What is asked -
Transcribe every line exactly. Leave the pictures behind.

Source data -
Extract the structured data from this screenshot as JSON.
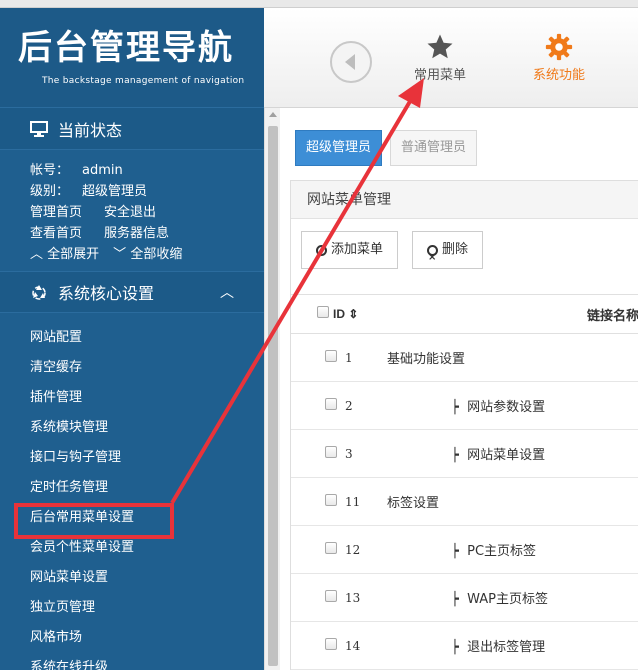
{
  "brand": {
    "title": "后台管理导航",
    "subtitle": "The backstage management of navigation"
  },
  "topnav": {
    "back_icon": "back-arrow-icon",
    "common_menu": {
      "label": "常用菜单",
      "icon": "star-icon"
    },
    "system_function": {
      "label": "系统功能",
      "icon": "gear-icon",
      "color": "#f07a1a"
    }
  },
  "sidebar": {
    "status_section": {
      "title": "当前状态",
      "icon": "monitor-icon"
    },
    "account": {
      "label": "帐号：",
      "value": "admin"
    },
    "level": {
      "label": "级别：",
      "value": "超级管理员"
    },
    "links_row1": [
      "管理首页",
      "安全退出"
    ],
    "links_row2": [
      "查看首页",
      "服务器信息"
    ],
    "expand_all": "全部展开",
    "collapse_all": "全部收缩",
    "core_section": {
      "title": "系统核心设置",
      "icon": "recycle-icon",
      "chevron": "^"
    },
    "menu_items": [
      "网站配置",
      "清空缓存",
      "插件管理",
      "系统模块管理",
      "接口与钩子管理",
      "定时任务管理",
      "后台常用菜单设置",
      "会员个性菜单设置",
      "网站菜单设置",
      "独立页管理",
      "风格市场",
      "系统在线升级"
    ],
    "highlighted_item_index": 6
  },
  "main": {
    "tabs": [
      "超级管理员",
      "普通管理员"
    ],
    "active_tab": 0,
    "panel_title": "网站菜单管理",
    "toolbar": {
      "add_label": "添加菜单",
      "delete_label": "删除"
    },
    "table": {
      "headers": {
        "id": "ID",
        "link_name": "链接名称"
      },
      "rows": [
        {
          "id": "1",
          "name": "基础功能设置",
          "child": false
        },
        {
          "id": "2",
          "name": "网站参数设置",
          "child": true
        },
        {
          "id": "3",
          "name": "网站菜单设置",
          "child": true
        },
        {
          "id": "11",
          "name": "标签设置",
          "child": false
        },
        {
          "id": "12",
          "name": "PC主页标签",
          "child": true
        },
        {
          "id": "13",
          "name": "WAP主页标签",
          "child": true
        },
        {
          "id": "14",
          "name": "退出标签管理",
          "child": true
        }
      ]
    }
  },
  "colors": {
    "sidebar_bg": "#1f5f8f",
    "accent_blue": "#3d8ed6",
    "annotation_red": "#e8333a"
  }
}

Final answer -
Extract the structured data from this screenshot as JSON.
{
  "brand": {
    "title": "后台管理导航",
    "subtitle": "The backstage management of navigation"
  },
  "topnav": {
    "back_icon": "back-arrow-icon",
    "common_menu": {
      "label": "常用菜单",
      "icon": "star-icon"
    },
    "system_function": {
      "label": "系统功能",
      "icon": "gear-icon",
      "color": "#f07a1a"
    }
  },
  "sidebar": {
    "status_section": {
      "title": "当前状态",
      "icon": "monitor-icon"
    },
    "account": {
      "label": "帐号：",
      "value": "admin"
    },
    "level": {
      "label": "级别：",
      "value": "超级管理员"
    },
    "links_row1": [
      "管理首页",
      "安全退出"
    ],
    "links_row2": [
      "查看首页",
      "服务器信息"
    ],
    "expand_all": "全部展开",
    "collapse_all": "全部收缩",
    "core_section": {
      "title": "系统核心设置",
      "icon": "recycle-icon",
      "chevron": "^"
    },
    "menu_items": [
      "网站配置",
      "清空缓存",
      "插件管理",
      "系统模块管理",
      "接口与钩子管理",
      "定时任务管理",
      "后台常用菜单设置",
      "会员个性菜单设置",
      "网站菜单设置",
      "独立页管理",
      "风格市场",
      "系统在线升级"
    ],
    "highlighted_item_index": 6
  },
  "main": {
    "tabs": [
      "超级管理员",
      "普通管理员"
    ],
    "active_tab": 0,
    "panel_title": "网站菜单管理",
    "toolbar": {
      "add_label": "添加菜单",
      "delete_label": "删除"
    },
    "table": {
      "headers": {
        "id": "ID",
        "link_name": "链接名称"
      },
      "rows": [
        {
          "id": "1",
          "name": "基础功能设置",
          "child": false
        },
        {
          "id": "2",
          "name": "网站参数设置",
          "child": true
        },
        {
          "id": "3",
          "name": "网站菜单设置",
          "child": true
        },
        {
          "id": "11",
          "name": "标签设置",
          "child": false
        },
        {
          "id": "12",
          "name": "PC主页标签",
          "child": true
        },
        {
          "id": "13",
          "name": "WAP主页标签",
          "child": true
        },
        {
          "id": "14",
          "name": "退出标签管理",
          "child": true
        }
      ]
    }
  },
  "colors": {
    "sidebar_bg": "#1f5f8f",
    "accent_blue": "#3d8ed6",
    "annotation_red": "#e8333a"
  }
}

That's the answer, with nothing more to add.